TEXTAUSZUG:
_ _ _ _
Die hier abgebildeten und in dieser Ausstellung zusammengefaßten Arbeiten sind, vor vierzig Jahren entstanden, nicht nur Teil und wichtiger Bestandteil des künstlerischen Œuvres von Bruno Gironcoli, sondern auch aufschlußreiche Dokumente der österreichischen Kunstgeschichte des 20. Jahrhunderts. Sie fügen sich also in einen größeren Zusammenhang ein, nenne man ihn einmal die Periode des österreichischen Pop, wie auch jene Phase, die von der Auseinandersetzung mit der Tiefenpsychologie geprägt ist und sich mit dem Phänomen des Aktionismus auseinandersetzt. So wie Gironcoli den Innenarchitekten einer lockeren Künstlergruppe bildete, in der in den Sechziger Jahren auch Hollein und Pichler figurierten, kann man die späteren Environments in die Nachbarschaft des Aktionismus vor allem eines Rudolf Schwarzkogler stellen.

Man ist erleichtert diese wichtigen Arbeiten zu sehen, da man immer vermutet hat, daß Gironcoli seine Werke, die Papierarbeiten einmal abgesehen, ständigen Verwandlungen unterzog, die mit der wechselnden psychischen Besetzung und gewollten Bedeutungsverschiebungen zu tun hatten.

Der große Bronzetisch von 1975-1977 oder die Messingfigur von 1969 haben sich erfreulicherweise komplett erhalten und sind exzellente Museumsstücke, die, jede für sich, die Intention des Künstlers ideal vertreten.

Die Figurenensembles der frühen Objekte von Beginn der 60er Jahre und die sich von diesen in ihrer Strategie absetzenden späteren Environments werden ergänzt durch die Papierarbeiten, die im Œuvre des Künstlers immer unterschiedliche Funktionen besessen haben. Zum einen stellten sie Entwürfe dar, reale Entwürfe, spielten jedoch etwa mit Blatteilungen, mit der Idee der Übertragung des zweidimensional Gezeichneten ins Dreidimensionale, das nicht immer intendiert war. Zum anderen waren die Arbeiten auf Papier auch (Er-)Klärungen der Environments, in denen sie die in diesen nicht enthaltenen Figuren einführten und den Ablauf des grotesken "Theaters" vorgaben.

Die frühen Blätter greifen vereinfachte Möbelformen auf und besitzen auch mit der bizarren Farbigkeit von Kupfer, Silber und Gold den Ausdruck einer falschen Qualität und eines "falschen Bewußtseins". Die Objekte selbst, in dieser Ausstellung vor allem mit Silberfarbe geschönt, erinnern an Etageren, Kinderwägen oder Blumentischchen der 50er Jahre, sind jedoch (ohne Sockel) Skulpturen, die sich der unmittelbaren Verwendung entziehen und nicht unähnlich der Objekte Claes Oldenburgs ironisch mit dem ursprünglichen Gegenstand umgehen. Im Falle von Bruno Gironcoli ist das Beklemmende einer spießbürgerlichen Enge, von der der Impuls dieser Gegenstände herrührt, spürbar.
_ _ _ _
ROHDATEN:
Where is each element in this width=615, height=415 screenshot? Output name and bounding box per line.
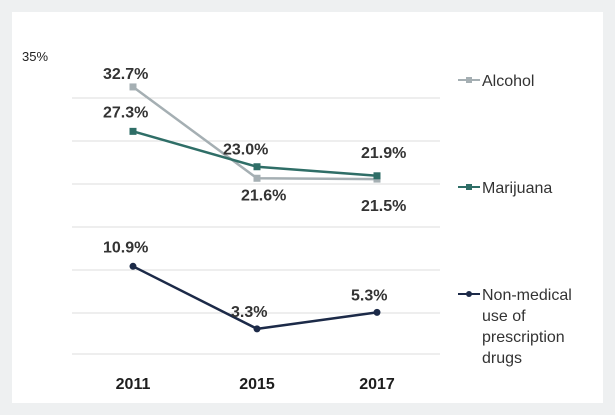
_ _ _ _
ARBEITSAUFTRÄGE:
(1) Welche Künstler außer Bruno Gironcoli selbst nennt der Textauszug über sein frühes Werk beim Namen?
(2) Führe den Textauszug über Gironcolis frühe Arbeiten weiter, und zwar im Anschluss an den letzten Satz.

ANTWORTEN IN REIHENFOLGE:
(1) Hollein, Pichler, Rudolf Schwarzkogler, Claes Oldenburg

(2)
Wenn der Künstler etwa ein Blatt "Entwurf zu verwendbarem Gegenstand" (1964) nennt, so meint er damit ironisch gerade das Verfehlen der Verwendbarkeit, will die angesprochenen Funktionen nicht einlösen.

Diese Objekte, auch wenn sie keinen Sockel besitzen, sind eindeutig von ihrer Umgebung abgesetzt, sprechen eine eigene formale Kunstsprache und integrieren sich nicht wie die späteren Environments durch das Einfügen von Realitätszitaten in unsere eigene soziale Realität. Gironcoli kombiniert die Gegenstände in seinen Environments, die sich, sei es über ihre Funktion, sei es über ihre Form oder ihr Material, immer mit dem Körper, vor allem seinen sexuellen Funktionen assoziieren lassen, zu einem Thema der Grausamkeit, in dem der Betrachter in der Vorstellung zum potentiellen Opfer werden kann.

In diesen Werken arbeitet der Künstler wie in allen seinen Arbeiten private Probleme und Obsessionen ab. Die individuelle Ikonographie läßt sich nicht immer eindeutig interpretieren, bleibt offen und wurzelt in der subjektiven Erfahrung des Künstlers.

Die Objekte werden dadurch Ausdruck von Ritualen, die jedoch nicht nur individuelle Obsessionen spiegeln, sondern sich auch mit sadistischen und masochistischen Praktiken des Faschismus auseinandersetzen.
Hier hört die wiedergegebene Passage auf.